SHORT EXERCISE: Copy every record below, exactly as written.

╭──

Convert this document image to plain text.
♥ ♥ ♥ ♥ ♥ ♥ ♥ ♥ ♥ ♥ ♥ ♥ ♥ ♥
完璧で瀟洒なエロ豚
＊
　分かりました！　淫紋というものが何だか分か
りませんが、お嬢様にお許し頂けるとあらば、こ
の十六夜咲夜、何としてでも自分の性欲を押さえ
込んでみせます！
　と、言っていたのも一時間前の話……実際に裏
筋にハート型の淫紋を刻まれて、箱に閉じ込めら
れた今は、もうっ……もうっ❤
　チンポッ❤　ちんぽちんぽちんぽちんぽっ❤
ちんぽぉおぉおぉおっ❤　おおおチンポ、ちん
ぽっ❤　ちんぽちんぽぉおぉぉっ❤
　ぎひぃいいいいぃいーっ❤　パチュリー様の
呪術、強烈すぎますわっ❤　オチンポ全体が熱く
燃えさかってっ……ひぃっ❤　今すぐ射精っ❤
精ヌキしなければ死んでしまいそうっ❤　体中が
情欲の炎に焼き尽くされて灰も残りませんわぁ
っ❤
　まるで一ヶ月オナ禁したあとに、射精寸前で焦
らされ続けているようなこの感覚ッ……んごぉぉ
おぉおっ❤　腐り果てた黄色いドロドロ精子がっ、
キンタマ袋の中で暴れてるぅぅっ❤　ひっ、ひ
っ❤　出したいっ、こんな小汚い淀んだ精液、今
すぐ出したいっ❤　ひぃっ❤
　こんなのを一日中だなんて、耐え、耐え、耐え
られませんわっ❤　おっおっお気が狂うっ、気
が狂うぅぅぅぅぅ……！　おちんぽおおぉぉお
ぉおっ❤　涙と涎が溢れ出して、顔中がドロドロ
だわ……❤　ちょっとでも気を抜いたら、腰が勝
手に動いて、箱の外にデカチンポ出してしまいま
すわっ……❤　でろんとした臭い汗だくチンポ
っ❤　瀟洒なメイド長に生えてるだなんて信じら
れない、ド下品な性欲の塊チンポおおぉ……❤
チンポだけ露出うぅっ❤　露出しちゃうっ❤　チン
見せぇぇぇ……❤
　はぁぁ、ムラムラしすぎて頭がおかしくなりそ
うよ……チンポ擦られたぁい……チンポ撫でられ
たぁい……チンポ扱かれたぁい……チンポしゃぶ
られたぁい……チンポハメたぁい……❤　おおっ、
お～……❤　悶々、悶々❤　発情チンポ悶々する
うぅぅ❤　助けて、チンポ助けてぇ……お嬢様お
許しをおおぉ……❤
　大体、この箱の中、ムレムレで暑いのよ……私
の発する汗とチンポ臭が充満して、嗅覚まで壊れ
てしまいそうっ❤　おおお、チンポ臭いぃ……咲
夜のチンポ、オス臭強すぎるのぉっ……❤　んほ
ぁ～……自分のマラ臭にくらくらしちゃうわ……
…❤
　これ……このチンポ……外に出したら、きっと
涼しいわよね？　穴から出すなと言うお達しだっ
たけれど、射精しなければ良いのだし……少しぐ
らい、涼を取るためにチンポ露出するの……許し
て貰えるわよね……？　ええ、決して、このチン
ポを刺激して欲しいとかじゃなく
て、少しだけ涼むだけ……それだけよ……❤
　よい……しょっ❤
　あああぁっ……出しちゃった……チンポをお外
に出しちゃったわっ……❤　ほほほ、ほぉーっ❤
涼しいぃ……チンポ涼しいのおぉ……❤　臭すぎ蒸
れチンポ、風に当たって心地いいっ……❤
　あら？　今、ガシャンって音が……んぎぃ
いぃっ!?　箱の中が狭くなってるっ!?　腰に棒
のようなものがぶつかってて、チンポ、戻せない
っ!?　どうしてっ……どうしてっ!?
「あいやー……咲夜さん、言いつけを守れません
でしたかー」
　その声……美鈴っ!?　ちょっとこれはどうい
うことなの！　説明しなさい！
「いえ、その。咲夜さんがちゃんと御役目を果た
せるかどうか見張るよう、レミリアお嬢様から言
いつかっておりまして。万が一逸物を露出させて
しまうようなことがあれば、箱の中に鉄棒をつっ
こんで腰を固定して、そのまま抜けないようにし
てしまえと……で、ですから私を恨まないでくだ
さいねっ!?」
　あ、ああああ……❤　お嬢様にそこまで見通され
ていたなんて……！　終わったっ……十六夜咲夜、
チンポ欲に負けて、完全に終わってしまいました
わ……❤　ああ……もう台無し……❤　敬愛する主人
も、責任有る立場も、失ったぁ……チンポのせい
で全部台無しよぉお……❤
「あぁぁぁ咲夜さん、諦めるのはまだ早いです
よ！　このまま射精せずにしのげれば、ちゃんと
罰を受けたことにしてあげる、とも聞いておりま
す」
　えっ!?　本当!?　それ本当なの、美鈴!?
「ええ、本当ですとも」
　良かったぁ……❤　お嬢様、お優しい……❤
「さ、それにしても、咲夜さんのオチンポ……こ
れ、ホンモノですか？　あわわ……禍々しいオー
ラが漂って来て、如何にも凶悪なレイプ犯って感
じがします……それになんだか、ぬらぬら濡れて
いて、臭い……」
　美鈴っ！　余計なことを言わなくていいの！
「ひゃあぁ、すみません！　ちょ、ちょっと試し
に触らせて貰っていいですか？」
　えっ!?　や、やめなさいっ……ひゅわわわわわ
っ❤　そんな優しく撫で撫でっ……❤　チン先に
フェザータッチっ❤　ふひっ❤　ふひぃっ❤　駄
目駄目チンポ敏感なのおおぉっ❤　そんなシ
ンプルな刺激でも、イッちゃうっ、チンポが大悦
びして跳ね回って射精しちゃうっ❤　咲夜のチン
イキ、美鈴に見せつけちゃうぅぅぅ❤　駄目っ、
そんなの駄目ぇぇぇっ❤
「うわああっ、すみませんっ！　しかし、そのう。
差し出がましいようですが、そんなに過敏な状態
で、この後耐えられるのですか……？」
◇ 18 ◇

╰──

SOLUTION TO THIS PROBLEM:
Convert this document image to plain text.
♥ ♥ ♥ ♥ ♥ ♥ ♥ ♥ ♥ ♥ ♥ ♥ ♥ ♥
完璧で瀟洒なエロ豚
＊
　分かりました！　淫紋というものが何だか分か
りませんが、お嬢様にお許し頂けるとあらば、こ
の十六夜咲夜、何としてでも自分の性欲を押さえ
込んでみせます！
　と、言っていたのも一時間前の話……実際に裏
筋にハート型の淫紋を刻まれて、箱に閉じ込めら
れた今は、もうっ……もうっ❤
　チンポッ❤　ちんぽちんぽちんぽちんぽっ❤
ちんぽぉおぉおぉおっ❤　おおおチンポ、ちん
ぽっ❤　ちんぽちんぽぉおぉぉっ❤
　ぎひぃいいいいぃいーっ❤　パチュリー様の
呪術、強烈すぎますわっ❤　オチンポ全体が熱く
燃えさかってっ……ひぃっ❤　今すぐ射精っ❤
精ヌキしなければ死んでしまいそうっ❤　体中が
情欲の炎に焼き尽くされて灰も残りませんわぁ
っ❤
　まるで一ヶ月オナ禁したあとに、射精寸前で焦
らされ続けているようなこの感覚ッ……んごぉぉ
おぉおっ❤　腐り果てた黄色いドロドロ精子がっ、
キンタマ袋の中で暴れてるぅぅっ❤　ひっ、ひ
っ❤　出したいっ、こんな小汚い淀んだ精液、今
すぐ出したいっ❤　ひぃっ❤
　こんなのを一日中だなんて、耐え、耐え、耐え
られませんわっ❤　おっおっお気が狂うっ、気
が狂うぅぅぅぅぅ……！　おちんぽおおぉぉお
ぉおっ❤　涙と涎が溢れ出して、顔中がドロドロ
だわ……❤　ちょっとでも気を抜いたら、腰が勝
手に動いて、箱の外にデカチンポ出してしまいま
すわっ……❤　でろんとした臭い汗だくチンポ
っ❤　瀟洒なメイド長に生えてるだなんて信じら
れない、ド下品な性欲の塊チンポおおぉ……❤
チンポだけ露出うぅっ❤　露出しちゃうっ❤　チン
見せぇぇぇ……❤
　はぁぁ、ムラムラしすぎて頭がおかしくなりそ
うよ……チンポ擦られたぁい……チンポ撫でられ
たぁい……チンポ扱かれたぁい……チンポしゃぶ
られたぁい……チンポハメたぁい……❤　おおっ、
お～……❤　悶々、悶々❤　発情チンポ悶々する
うぅぅ❤　助けて、チンポ助けてぇ……お嬢様お
許しをおおぉ……❤
　大体、この箱の中、ムレムレで暑いのよ……私
の発する汗とチンポ臭が充満して、嗅覚まで壊れ
てしまいそうっ❤　おおお、チンポ臭いぃ……咲
夜のチンポ、オス臭強すぎるのぉっ……❤　んほ
ぁ～……自分のマラ臭にくらくらしちゃうわ……
…❤
　これ……このチンポ……外に出したら、きっと
涼しいわよね？　穴から出すなと言うお達しだっ
たけれど、射精しなければ良いのだし……少しぐ
らい、涼を取るためにチンポ露出するの……許し
て貰えるわよね……？　ええ、決して、このチン
ポを刺激して欲しいとかじゃなく
て、少しだけ涼むだけ……それだけよ……❤
　よい……しょっ❤
　あああぁっ……出しちゃった……チンポをお外
に出しちゃったわっ……❤　ほほほ、ほぉーっ❤
涼しいぃ……チンポ涼しいのおぉ……❤　臭すぎ蒸
れチンポ、風に当たって心地いいっ……❤
　あら？　今、ガシャンって音が……んぎぃ
いぃっ!?　箱の中が狭くなってるっ!?　腰に棒
のようなものがぶつかってて、チンポ、戻せない
っ!?　どうしてっ……どうしてっ!?
「あいやー……咲夜さん、言いつけを守れません
でしたかー」
　その声……美鈴っ!?　ちょっとこれはどうい
うことなの！　説明しなさい！
「いえ、その。咲夜さんがちゃんと御役目を果た
せるかどうか見張るよう、レミリアお嬢様から言
いつかっておりまして。万が一逸物を露出させて
しまうようなことがあれば、箱の中に鉄棒をつっ
こんで腰を固定して、そのまま抜けないようにし
てしまえと……で、ですから私を恨まないでくだ
さいねっ!?」
　あ、ああああ……❤　お嬢様にそこまで見通され
ていたなんて……！　終わったっ……十六夜咲夜、
チンポ欲に負けて、完全に終わってしまいました
わ……❤　ああ……もう台無し……❤　敬愛する主人
も、責任有る立場も、失ったぁ……チンポのせい
で全部台無しよぉお……❤
「あぁぁぁ咲夜さん、諦めるのはまだ早いです
よ！　このまま射精せずにしのげれば、ちゃんと
罰を受けたことにしてあげる、とも聞いておりま
す」
　えっ!?　本当!?　それ本当なの、美鈴!?
「ええ、本当ですとも」
　良かったぁ……❤　お嬢様、お優しい……❤
「さ、それにしても、咲夜さんのオチンポ……こ
れ、ホンモノですか？　あわわ……禍々しいオー
ラが漂って来て、如何にも凶悪なレイプ犯って感
じがします……それになんだか、ぬらぬら濡れて
いて、臭い……」
　美鈴っ！　余計なことを言わなくていいの！
「ひゃあぁ、すみません！　ちょ、ちょっと試し
に触らせて貰っていいですか？」
　えっ!?　や、やめなさいっ……ひゅわわわわわ
っ❤　そんな優しく撫で撫でっ……❤　チン先に
フェザータッチっ❤　ふひっ❤　ふひぃっ❤　駄
目駄目チンポ敏感なのおおぉっ❤　そんなシ
ンプルな刺激でも、イッちゃうっ、チンポが大悦
びして跳ね回って射精しちゃうっ❤　咲夜のチン
イキ、美鈴に見せつけちゃうぅぅぅ❤　駄目っ、
そんなの駄目ぇぇぇっ❤
「うわああっ、すみませんっ！　しかし、そのう。
差し出がましいようですが、そんなに過敏な状態
で、この後耐えられるのですか……？」
◇ 18 ◇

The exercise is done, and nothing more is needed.